— Directive —
Write out each line that follows exactly as it stands, without the pictures.
[BEGIN Data shown]
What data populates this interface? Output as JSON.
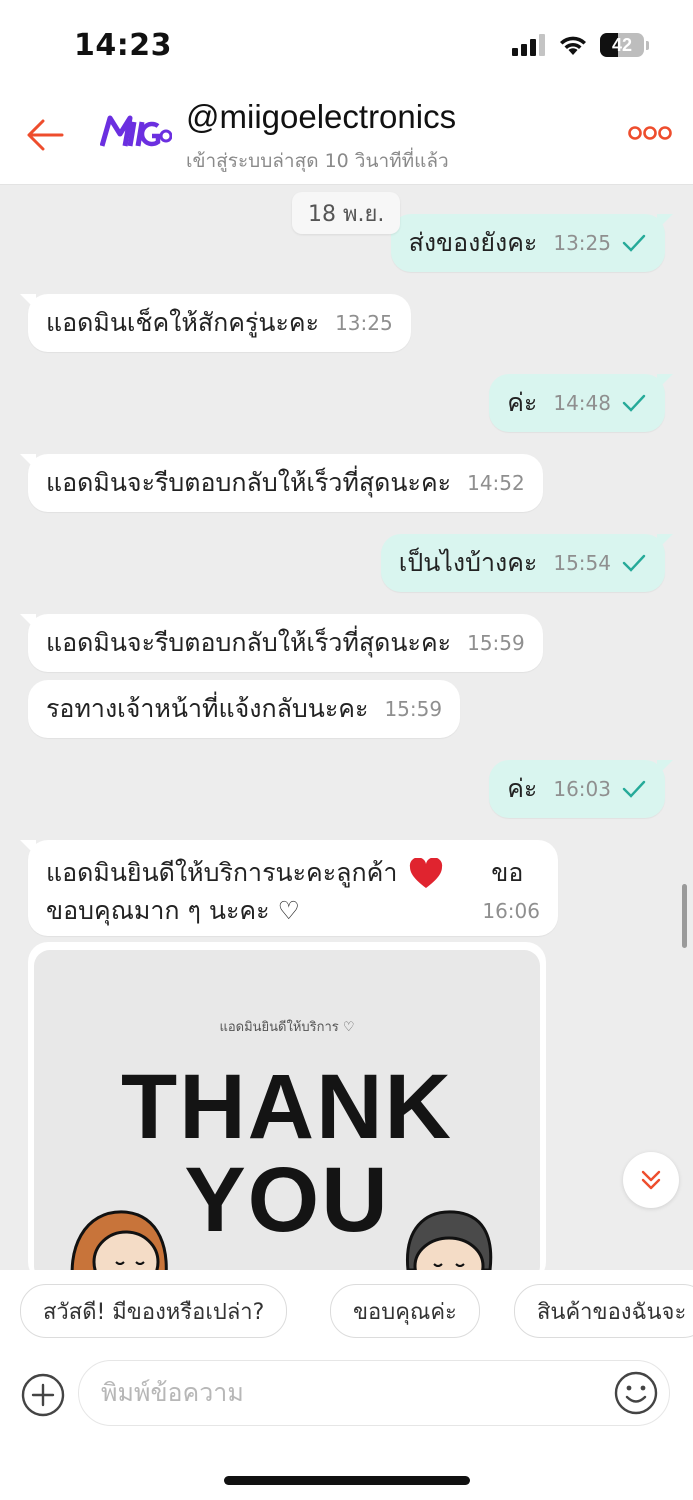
{
  "status_bar": {
    "time": "14:23",
    "battery": "42"
  },
  "header": {
    "logo_text": "MIIGO",
    "shop_name": "@miigoelectronics",
    "last_seen": "เข้าสู่ระบบล่าสุด 10 วินาทีที่แล้ว",
    "icons": [
      "back-arrow-icon",
      "more-icon"
    ]
  },
  "chat": {
    "date_separator": "18 พ.ย.",
    "messages": [
      {
        "side": "out",
        "text": "ส่งของยังคะ",
        "time": "13:25",
        "status": "sent"
      },
      {
        "side": "in",
        "text": "แอดมินเช็คให้สักครู่นะคะ",
        "time": "13:25"
      },
      {
        "side": "out",
        "text": "ค่ะ",
        "time": "14:48",
        "status": "sent"
      },
      {
        "side": "in",
        "text": "แอดมินจะรีบตอบกลับให้เร็วที่สุดนะคะ",
        "time": "14:52"
      },
      {
        "side": "out",
        "text": "เป็นไงบ้างคะ",
        "time": "15:54",
        "status": "sent"
      },
      {
        "side": "in",
        "text": "แอดมินจะรีบตอบกลับให้เร็วที่สุดนะคะ",
        "time": "15:59"
      },
      {
        "side": "in",
        "text": "รอทางเจ้าหน้าที่แจ้งกลับนะคะ",
        "time": "15:59"
      },
      {
        "side": "out",
        "text": "ค่ะ",
        "time": "16:03",
        "status": "sent"
      },
      {
        "side": "in",
        "line1_a": "แอดมินยินดีให้บริการนะคะลูกค้า",
        "line1_b": "ขอ",
        "line2": "ขอบคุณมาก ๆ นะคะ ♡",
        "time": "16:06"
      }
    ],
    "image": {
      "caption": "แอดมินยินดีให้บริการ ♡",
      "line1": "THANK",
      "line2": "YOU"
    }
  },
  "quick_replies": [
    "สวัสดี! มีของหรือเปล่า?",
    "ขอบคุณค่ะ",
    "สินค้าของฉันจะ"
  ],
  "composer": {
    "placeholder": "พิมพ์ข้อความ"
  },
  "colors": {
    "accent": "#ee4d2d",
    "outgoing_bubble": "#d9f5ef",
    "check": "#26aa99"
  }
}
[END Data shown]
— Exercise result —
What data populates this interface? Output as JSON.
{
  "status_bar": {
    "time": "14:23",
    "battery": "42"
  },
  "header": {
    "logo_text": "MIIGO",
    "shop_name": "@miigoelectronics",
    "last_seen": "เข้าสู่ระบบล่าสุด 10 วินาทีที่แล้ว",
    "icons": [
      "back-arrow-icon",
      "more-icon"
    ]
  },
  "chat": {
    "date_separator": "18 พ.ย.",
    "messages": [
      {
        "side": "out",
        "text": "ส่งของยังคะ",
        "time": "13:25",
        "status": "sent"
      },
      {
        "side": "in",
        "text": "แอดมินเช็คให้สักครู่นะคะ",
        "time": "13:25"
      },
      {
        "side": "out",
        "text": "ค่ะ",
        "time": "14:48",
        "status": "sent"
      },
      {
        "side": "in",
        "text": "แอดมินจะรีบตอบกลับให้เร็วที่สุดนะคะ",
        "time": "14:52"
      },
      {
        "side": "out",
        "text": "เป็นไงบ้างคะ",
        "time": "15:54",
        "status": "sent"
      },
      {
        "side": "in",
        "text": "แอดมินจะรีบตอบกลับให้เร็วที่สุดนะคะ",
        "time": "15:59"
      },
      {
        "side": "in",
        "text": "รอทางเจ้าหน้าที่แจ้งกลับนะคะ",
        "time": "15:59"
      },
      {
        "side": "out",
        "text": "ค่ะ",
        "time": "16:03",
        "status": "sent"
      },
      {
        "side": "in",
        "line1_a": "แอดมินยินดีให้บริการนะคะลูกค้า",
        "line1_b": "ขอ",
        "line2": "ขอบคุณมาก ๆ นะคะ ♡",
        "time": "16:06"
      }
    ],
    "image": {
      "caption": "แอดมินยินดีให้บริการ ♡",
      "line1": "THANK",
      "line2": "YOU"
    }
  },
  "quick_replies": [
    "สวัสดี! มีของหรือเปล่า?",
    "ขอบคุณค่ะ",
    "สินค้าของฉันจะ"
  ],
  "composer": {
    "placeholder": "พิมพ์ข้อความ"
  },
  "colors": {
    "accent": "#ee4d2d",
    "outgoing_bubble": "#d9f5ef",
    "check": "#26aa99"
  }
}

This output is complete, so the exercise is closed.